TASK PROMPT:
Find the string "netto" in the records. Copy every line it appears in.

---+---

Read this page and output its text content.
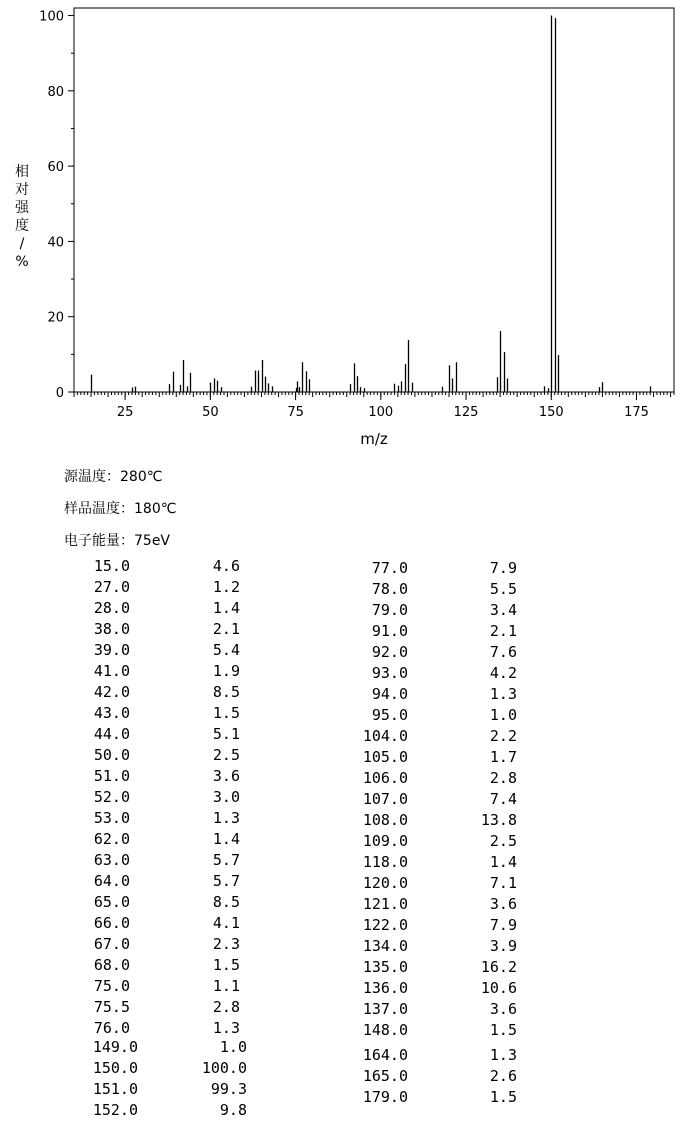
0
20
40
60
80
100
25	50	75	100	125	150	175
m/z
相对强度/ %
源温度：280℃
样品温度：180℃
电子能量：75eV
15.0	4.6
27.0	1.2
28.0	1.4
38.0	2.1
39.0	5.4
41.0	1.9
42.0	8.5
43.0	1.5
44.0	5.1
50.0	2.5
51.0	3.6
52.0	3.0
53.0	1.3
62.0	1.4
63.0	5.7
64.0	5.7
65.0	8.5
66.0	4.1
67.0	2.3
68.0	1.5
75.0	1.1
75.5	2.8
76.0	1.3
149.0	1.0
150.0	100.0
151.0	99.3
152.0	9.8
77.0	7.9
78.0	5.5
79.0	3.4
91.0	2.1
92.0	7.6
93.0	4.2
94.0	1.3
95.0	1.0
104.0	2.2
105.0	1.7
106.0	2.8
107.0	7.4
108.0	13.8
109.0	2.5
118.0	1.4
120.0	7.1
121.0	3.6
122.0	7.9
134.0	3.9
135.0	16.2
136.0	10.6
137.0	3.6
148.0	1.5
164.0	1.3
165.0	2.6
179.0	1.5
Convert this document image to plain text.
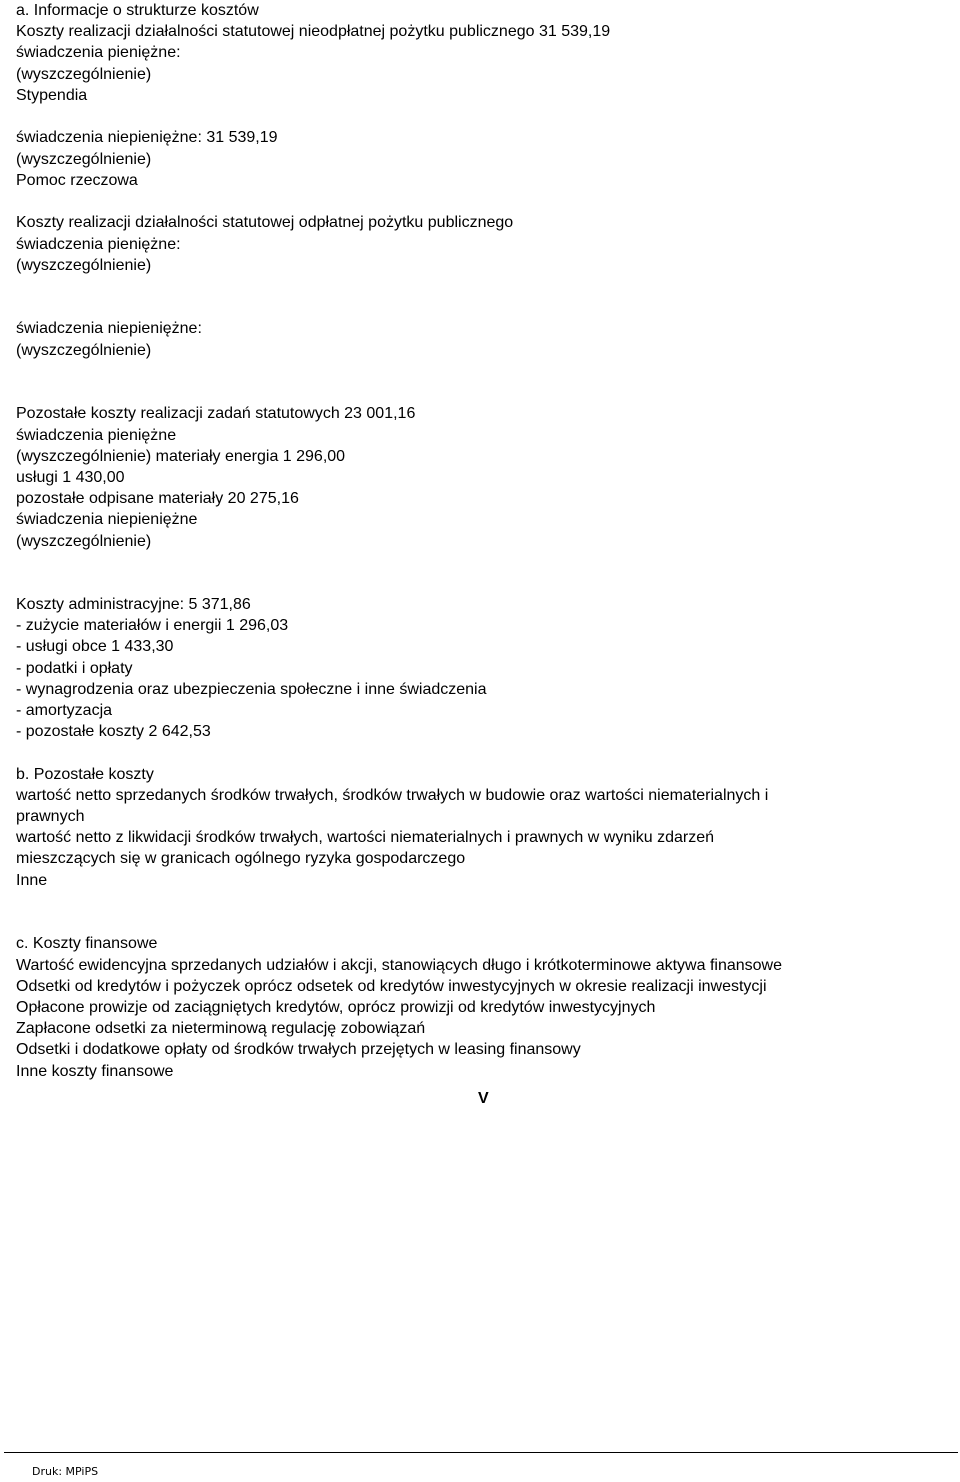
a. Informacje o strukturze kosztów
Koszty realizacji działalności statutowej nieodpłatnej pożytku publicznego 31 539,19
świadczenia pieniężne:
(wyszczególnienie)
Stypendia
świadczenia niepieniężne: 31 539,19
(wyszczególnienie)
Pomoc rzeczowa
Koszty realizacji działalności statutowej odpłatnej pożytku publicznego
świadczenia pieniężne:
(wyszczególnienie)
świadczenia niepieniężne:
(wyszczególnienie)
Pozostałe koszty realizacji zadań statutowych 23 001,16
świadczenia pieniężne
(wyszczególnienie) materiały energia 1 296,00
usługi 1 430,00
pozostałe odpisane materiały 20 275,16
świadczenia niepieniężne
(wyszczególnienie)
Koszty administracyjne: 5 371,86
- zużycie materiałów i energii 1 296,03
- usługi obce 1 433,30
- podatki i opłaty
- wynagrodzenia oraz ubezpieczenia społeczne i inne świadczenia
- amortyzacja
- pozostałe koszty 2 642,53
b. Pozostałe koszty
wartość netto sprzedanych środków trwałych, środków trwałych w budowie oraz wartości niematerialnych i
prawnych
wartość netto z likwidacji środków trwałych, wartości niematerialnych i prawnych w wyniku zdarzeń
mieszczących się w granicach ogólnego ryzyka gospodarczego
Inne
c. Koszty finansowe
Wartość ewidencyjna sprzedanych udziałów i akcji, stanowiących długo i krótkoterminowe aktywa finansowe
Odsetki od kredytów i pożyczek oprócz odsetek od kredytów inwestycyjnych w okresie realizacji inwestycji
Opłacone prowizje od zaciągniętych kredytów, oprócz prowizji od kredytów inwestycyjnych
Zapłacone odsetki za nieterminową regulację zobowiązań
Odsetki i dodatkowe opłaty od środków trwałych przejętych w leasing finansowy
Inne koszty finansowe
V
Druk: MPiPS
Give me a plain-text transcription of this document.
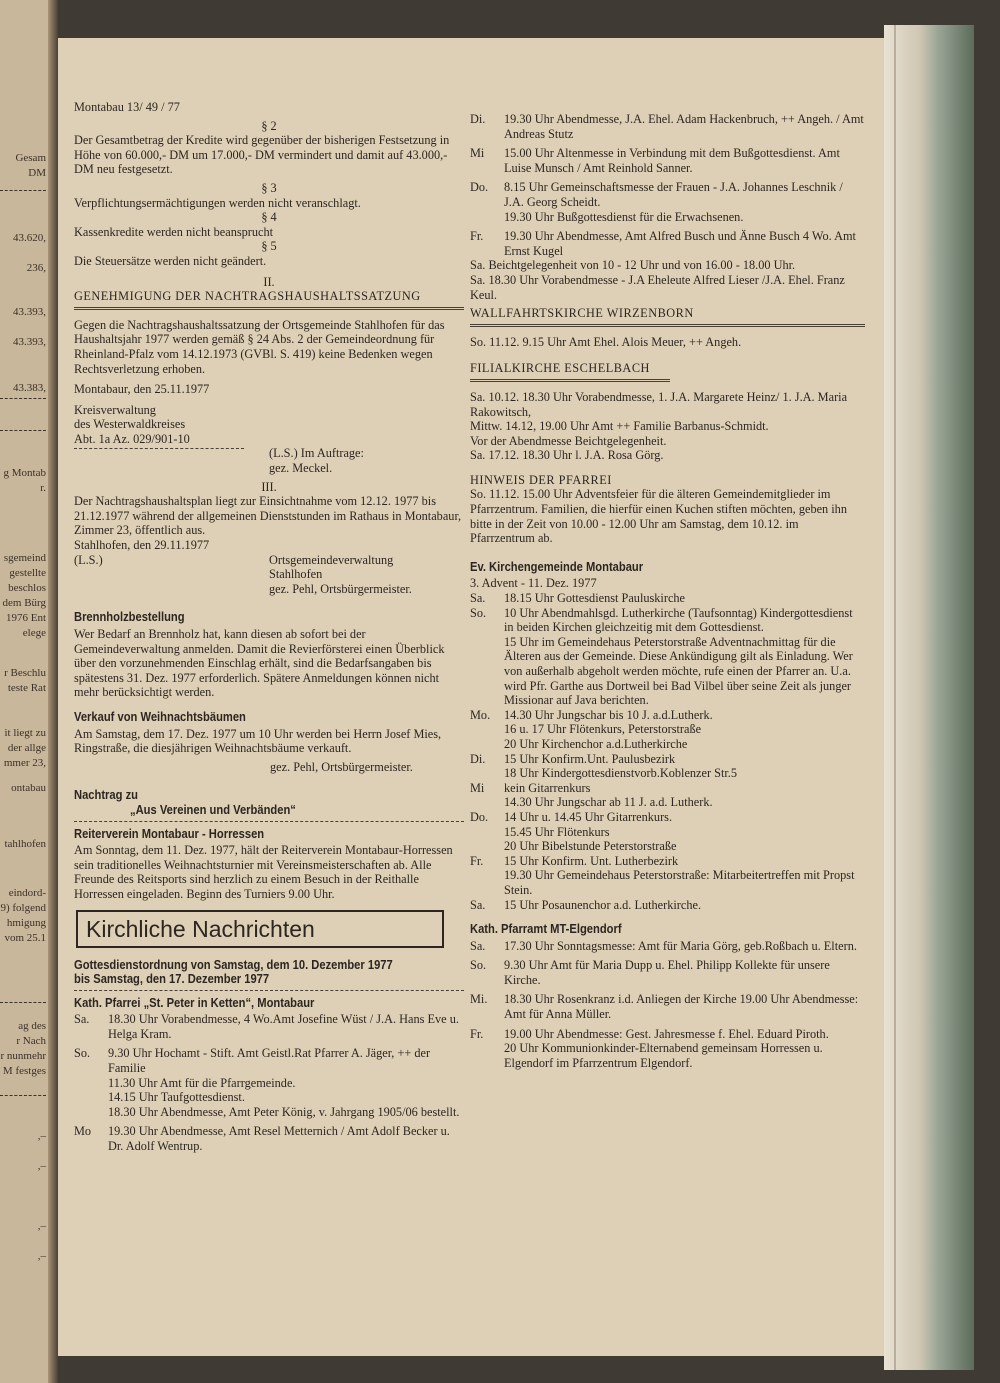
Gesam
DM
43.620,
236,
43.393,
43.393,
43.383,
g Montab
r.
sgemeind
gestellte
beschlos
dem Bürg
1976 Ent
elege
r Beschlu
teste Rat
it liegt zu
der allge
mmer 23,
ontabau
tahlhofen
eindord-
9) folgend
hmigung
vom 25.1
ag des
r Nach
r nunmehr
M festges
,–
,–
,–
,–

Montabau 13/ 49 / 77

§ 2

Der Gesamtbetrag der Kredite wird gegenüber der bisherigen Festsetzung in Höhe von 60.000,- DM um 17.000,- DM vermindert und damit auf 43.000,- DM neu festgesetzt.

§ 3

Verpflichtungsermächtigungen werden nicht veranschlagt.

§ 4

Kassenkredite werden nicht beansprucht

§ 5

Die Steuersätze werden nicht geändert.

II.

GENEHMIGUNG DER NACHTRAGSHAUSHALTSSATZUNG

Gegen die Nachtragshaushaltssatzung der Ortsgemeinde Stahlhofen für das Haushaltsjahr 1977 werden gemäß § 24 Abs. 2 der Gemeindeordnung für Rheinland-Pfalz vom 14.12.1973 (GVBl. S. 419) keine Bedenken wegen Rechtsverletzung erhoben.

Montabaur, den 25.11.1977

Kreisverwaltung

des Westerwaldkreises

Abt. 1a Az. 029/901-10

(L.S.) Im Auftrage:

gez. Meckel.

III.

Der Nachtragshaushaltsplan liegt zur Einsichtnahme vom 12.12. 1977 bis 21.12.1977 während der allgemeinen Dienststunden im Rathaus in Montabaur, Zimmer 23, öffentlich aus.

Stahlhofen, den 29.11.1977

(L.S.)	Ortsgemeindeverwaltung

Stahlhofen

gez. Pehl, Ortsbürgermeister.

Brennholzbestellung

Wer Bedarf an Brennholz hat, kann diesen ab sofort bei der Gemeindeverwaltung anmelden. Damit die Revierförsterei einen Überblick über den vorzunehmenden Einschlag erhält, sind die Bedarfsangaben bis spätestens 31. Dez. 1977 erforderlich. Spätere Anmeldungen können nicht mehr berücksichtigt werden.

Verkauf von Weihnachtsbäumen

Am Samstag, dem 17. Dez. 1977 um 10 Uhr werden bei Herrn Josef Mies, Ringstraße, die diesjährigen Weihnachtsbäume verkauft.

gez. Pehl, Ortsbürgermeister.

Nachtrag zu
„Aus Vereinen und Verbänden“
Reiterverein Montabaur - Horressen

Am Sonntag, dem 11. Dez. 1977, hält der Reiterverein Montabaur-Horressen sein traditionelles Weihnachtsturnier mit Vereinsmeisterschaften ab. Alle Freunde des Reitsports sind herzlich zu einem Besuch in der Reithalle Horressen eingeladen. Beginn des Turniers 9.00 Uhr.

Kirchliche Nachrichten
Gottesdienstordnung von Samstag, dem 10. Dezember 1977
bis Samstag, den 17. Dezember 1977
Kath. Pfarrei „St. Peter in Ketten“, Montabaur
Sa.	18.30 Uhr Vorabendmesse, 4 Wo.Amt Josefine Wüst / J.A. Hans Eve u. Helga Kram.
So.	9.30 Uhr Hochamt - Stift. Amt Geistl.Rat Pfarrer A. Jäger, ++ der Familie
11.30 Uhr Amt für die Pfarrgemeinde.
14.15 Uhr Taufgottesdienst.
18.30 Uhr Abendmesse, Amt Peter König, v. Jahrgang 1905/06 bestellt.
Mo	19.30 Uhr Abendmesse, Amt Resel Metternich / Amt Adolf Becker u. Dr. Adolf Wentrup.
Di.	19.30 Uhr Abendmesse, J.A. Ehel. Adam Hackenbruch, ++ Angeh. / Amt Andreas Stutz
Mi	15.00 Uhr Altenmesse in Verbindung mit dem Bußgottesdienst. Amt Luise Munsch / Amt Reinhold Sanner.
Do.	8.15 Uhr Gemeinschaftsmesse der Frauen - J.A. Johannes Leschnik / J.A. Georg Scheidt.
19.30 Uhr Bußgottesdienst für die Erwachsenen.
Fr.	19.30 Uhr Abendmesse, Amt Alfred Busch und Änne Busch 4 Wo. Amt Ernst Kugel

Sa. Beichtgelegenheit von 10 - 12 Uhr und von 16.00 - 18.00 Uhr.

Sa. 18.30 Uhr Vorabendmesse - J.A Eheleute Alfred Lieser /J.A. Ehel. Franz Keul.

WALLFAHRTSKIRCHE WIRZENBORN

So. 11.12. 9.15 Uhr Amt Ehel. Alois Meuer, ++ Angeh.

FILIALKIRCHE ESCHELBACH

Sa. 10.12. 18.30 Uhr Vorabendmesse, 1. J.A. Margarete Heinz/ 1. J.A. Maria Rakowitsch,

Mittw. 14.12, 19.00 Uhr Amt ++ Familie Barbanus-Schmidt.

Vor der Abendmesse Beichtgelegenheit.

Sa. 17.12. 18.30 Uhr l. J.A. Rosa Görg.

HINWEIS DER PFARREI

So. 11.12. 15.00 Uhr Adventsfeier für die älteren Gemeindemitglieder im Pfarrzentrum. Familien, die hierfür einen Kuchen stiften möchten, geben ihn bitte in der Zeit von 10.00 - 12.00 Uhr am Samstag, dem 10.12. im Pfarrzentrum ab.

Ev. Kirchengemeinde Montabaur

3. Advent - 11. Dez. 1977

Sa.	18.15 Uhr Gottesdienst Pauluskirche
So.	10 Uhr Abendmahlsgd. Lutherkirche (Taufsonntag) Kindergottesdienst in beiden Kirchen gleichzeitig mit dem Gottesdienst.
15 Uhr im Gemeindehaus Peterstorstraße Adventnachmittag für die Älteren aus der Gemeinde. Diese Ankündigung gilt als Einladung. Wer von außerhalb abgeholt werden möchte, rufe einen der Pfarrer an. U.a. wird Pfr. Garthe aus Dortweil bei Bad Vilbel über seine Zeit als junger Missionar auf Java berichten.
Mo.	14.30 Uhr Jungschar bis 10 J. a.d.Lutherk.
16 u. 17 Uhr Flötenkurs, Peterstorstraße
20 Uhr Kirchenchor a.d.Lutherkirche
Di.	15 Uhr Konfirm.Unt. Paulusbezirk
18 Uhr Kindergottesdienstvorb.Koblenzer Str.5
Mi	kein Gitarrenkurs
14.30 Uhr Jungschar ab 11 J. a.d. Lutherk.
Do.	14 Uhr u. 14.45 Uhr Gitarrenkurs.
15.45 Uhr Flötenkurs
20 Uhr Bibelstunde Peterstorstraße
Fr.	15 Uhr Konfirm. Unt. Lutherbezirk
19.30 Uhr Gemeindehaus Peterstorstraße: Mitarbeitertreffen mit Propst Stein.
Sa.	15 Uhr Posaunenchor a.d. Lutherkirche.
Kath. Pfarramt MT-Elgendorf
Sa.	17.30 Uhr Sonntagsmesse: Amt für Maria Görg, geb.Roßbach u. Eltern.
So.	9.30 Uhr Amt für Maria Dupp u. Ehel. Philipp Kollekte für unsere Kirche.
Mi.	18.30 Uhr Rosenkranz i.d. Anliegen der Kirche 19.00 Uhr Abendmesse: Amt für Anna Müller.
Fr.	19.00 Uhr Abendmesse: Gest. Jahresmesse f. Ehel. Eduard Piroth.
20 Uhr Kommunionkinder-Elternabend gemeinsam Horressen u. Elgendorf im Pfarrzentrum Elgendorf.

---+---

TASK ANSWER:
wartość netto sprzedanych środków trwałych, środków trwałych w budowie oraz wartości niematerialnych i
wartość netto z likwidacji środków trwałych, wartości niematerialnych i prawnych w wyniku zdarzeń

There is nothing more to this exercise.